### What you are asked to do:
Here are some records; return them all exactly.

* * * * *

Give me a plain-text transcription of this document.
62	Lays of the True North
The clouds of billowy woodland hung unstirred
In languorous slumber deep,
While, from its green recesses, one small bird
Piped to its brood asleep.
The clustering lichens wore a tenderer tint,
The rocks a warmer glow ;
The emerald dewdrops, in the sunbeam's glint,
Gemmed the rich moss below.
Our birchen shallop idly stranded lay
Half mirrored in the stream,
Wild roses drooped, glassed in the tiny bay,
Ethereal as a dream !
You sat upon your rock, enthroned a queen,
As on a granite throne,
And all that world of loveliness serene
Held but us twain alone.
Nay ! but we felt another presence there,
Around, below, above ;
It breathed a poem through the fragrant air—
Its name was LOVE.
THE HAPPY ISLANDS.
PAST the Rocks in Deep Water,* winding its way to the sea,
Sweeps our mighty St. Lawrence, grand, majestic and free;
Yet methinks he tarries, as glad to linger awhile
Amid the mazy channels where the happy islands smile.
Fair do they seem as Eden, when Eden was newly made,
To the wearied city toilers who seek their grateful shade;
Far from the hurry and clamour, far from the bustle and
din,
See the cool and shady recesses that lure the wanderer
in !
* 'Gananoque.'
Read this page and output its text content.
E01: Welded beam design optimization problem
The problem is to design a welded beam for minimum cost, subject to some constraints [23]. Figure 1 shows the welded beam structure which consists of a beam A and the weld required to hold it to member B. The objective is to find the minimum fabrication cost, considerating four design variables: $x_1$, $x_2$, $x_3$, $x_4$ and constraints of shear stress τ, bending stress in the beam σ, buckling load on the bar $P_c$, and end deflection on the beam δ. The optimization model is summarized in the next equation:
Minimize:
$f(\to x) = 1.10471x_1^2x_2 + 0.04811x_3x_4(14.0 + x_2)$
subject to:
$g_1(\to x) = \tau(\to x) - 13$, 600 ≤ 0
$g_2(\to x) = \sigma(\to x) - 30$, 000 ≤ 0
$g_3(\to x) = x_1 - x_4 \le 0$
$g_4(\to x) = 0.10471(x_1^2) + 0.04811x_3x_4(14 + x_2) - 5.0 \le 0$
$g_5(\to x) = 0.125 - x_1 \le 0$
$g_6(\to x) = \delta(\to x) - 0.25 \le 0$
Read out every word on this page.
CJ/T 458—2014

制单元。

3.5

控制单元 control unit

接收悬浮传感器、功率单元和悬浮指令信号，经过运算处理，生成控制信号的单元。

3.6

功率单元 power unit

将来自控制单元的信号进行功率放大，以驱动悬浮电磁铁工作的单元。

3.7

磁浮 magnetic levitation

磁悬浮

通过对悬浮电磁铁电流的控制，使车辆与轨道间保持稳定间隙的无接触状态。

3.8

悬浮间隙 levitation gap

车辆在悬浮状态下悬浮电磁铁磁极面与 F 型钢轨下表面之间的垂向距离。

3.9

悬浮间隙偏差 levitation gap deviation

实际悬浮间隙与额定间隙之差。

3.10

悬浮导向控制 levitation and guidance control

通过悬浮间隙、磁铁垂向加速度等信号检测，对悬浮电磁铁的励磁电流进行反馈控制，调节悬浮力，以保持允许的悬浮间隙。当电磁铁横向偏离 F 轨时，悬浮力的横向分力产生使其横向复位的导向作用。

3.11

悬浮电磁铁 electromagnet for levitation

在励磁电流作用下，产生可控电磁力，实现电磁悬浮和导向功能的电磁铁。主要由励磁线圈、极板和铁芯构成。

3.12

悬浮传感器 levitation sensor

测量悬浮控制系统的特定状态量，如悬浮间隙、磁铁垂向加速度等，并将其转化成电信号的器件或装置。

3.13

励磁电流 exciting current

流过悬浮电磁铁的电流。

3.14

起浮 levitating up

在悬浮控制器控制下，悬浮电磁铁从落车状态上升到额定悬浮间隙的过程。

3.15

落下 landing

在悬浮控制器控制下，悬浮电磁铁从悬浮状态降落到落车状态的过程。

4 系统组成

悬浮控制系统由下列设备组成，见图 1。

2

* * * * *

### Result of this exercise:
Give me a plain-text transcription of this document.
62	Lays of the True North
The clouds of billowy woodland hung unstirred
In languorous slumber deep,
While, from its green recesses, one small bird
Piped to its brood asleep.
The clustering lichens wore a tenderer tint,
The rocks a warmer glow ;
The emerald dewdrops, in the sunbeam's glint,
Gemmed the rich moss below.
Our birchen shallop idly stranded lay
Half mirrored in the stream,
Wild roses drooped, glassed in the tiny bay,
Ethereal as a dream !
You sat upon your rock, enthroned a queen,
As on a granite throne,
And all that world of loveliness serene
Held but us twain alone.
Nay ! but we felt another presence there,
Around, below, above ;
It breathed a poem through the fragrant air—
Its name was LOVE.
THE HAPPY ISLANDS.
PAST the Rocks in Deep Water,* winding its way to the sea,
Sweeps our mighty St. Lawrence, grand, majestic and free;
Yet methinks he tarries, as glad to linger awhile
Amid the mazy channels where the happy islands smile.
Fair do they seem as Eden, when Eden was newly made,
To the wearied city toilers who seek their grateful shade;
Far from the hurry and clamour, far from the bustle and
din,
See the cool and shady recesses that lure the wanderer
in !
* 'Gananoque.'
Read this page and output its text content.
E01: Welded beam design optimization problem
The problem is to design a welded beam for minimum cost, subject to some constraints [23]. Figure 1 shows the welded beam structure which consists of a beam A and the weld required to hold it to member B. The objective is to find the minimum fabrication cost, considerating four design variables: $x_1$, $x_2$, $x_3$, $x_4$ and constraints of shear stress τ, bending stress in the beam σ, buckling load on the bar $P_c$, and end deflection on the beam δ. The optimization model is summarized in the next equation:
Minimize:
$f(\to x) = 1.10471x_1^2x_2 + 0.04811x_3x_4(14.0 + x_2)$
subject to:
$g_1(\to x) = \tau(\to x) - 13$, 600 ≤ 0
$g_2(\to x) = \sigma(\to x) - 30$, 000 ≤ 0
$g_3(\to x) = x_1 - x_4 \le 0$
$g_4(\to x) = 0.10471(x_1^2) + 0.04811x_3x_4(14 + x_2) - 5.0 \le 0$
$g_5(\to x) = 0.125 - x_1 \le 0$
$g_6(\to x) = \delta(\to x) - 0.25 \le 0$
Read out every word on this page.
CJ/T 458—2014

制单元。

3.5

控制单元 control unit

接收悬浮传感器、功率单元和悬浮指令信号，经过运算处理，生成控制信号的单元。

3.6

功率单元 power unit

将来自控制单元的信号进行功率放大，以驱动悬浮电磁铁工作的单元。

3.7

磁浮 magnetic levitation

磁悬浮

通过对悬浮电磁铁电流的控制，使车辆与轨道间保持稳定间隙的无接触状态。

3.8

悬浮间隙 levitation gap

车辆在悬浮状态下悬浮电磁铁磁极面与 F 型钢轨下表面之间的垂向距离。

3.9

悬浮间隙偏差 levitation gap deviation

实际悬浮间隙与额定间隙之差。

3.10

悬浮导向控制 levitation and guidance control

通过悬浮间隙、磁铁垂向加速度等信号检测，对悬浮电磁铁的励磁电流进行反馈控制，调节悬浮力，以保持允许的悬浮间隙。当电磁铁横向偏离 F 轨时，悬浮力的横向分力产生使其横向复位的导向作用。

3.11

悬浮电磁铁 electromagnet for levitation

在励磁电流作用下，产生可控电磁力，实现电磁悬浮和导向功能的电磁铁。主要由励磁线圈、极板和铁芯构成。

3.12

悬浮传感器 levitation sensor

测量悬浮控制系统的特定状态量，如悬浮间隙、磁铁垂向加速度等，并将其转化成电信号的器件或装置。

3.13

励磁电流 exciting current

流过悬浮电磁铁的电流。

3.14

起浮 levitating up

在悬浮控制器控制下，悬浮电磁铁从落车状态上升到额定悬浮间隙的过程。

3.15

落下 landing

在悬浮控制器控制下，悬浮电磁铁从悬浮状态降落到落车状态的过程。

4 系统组成

悬浮控制系统由下列设备组成，见图 1。

2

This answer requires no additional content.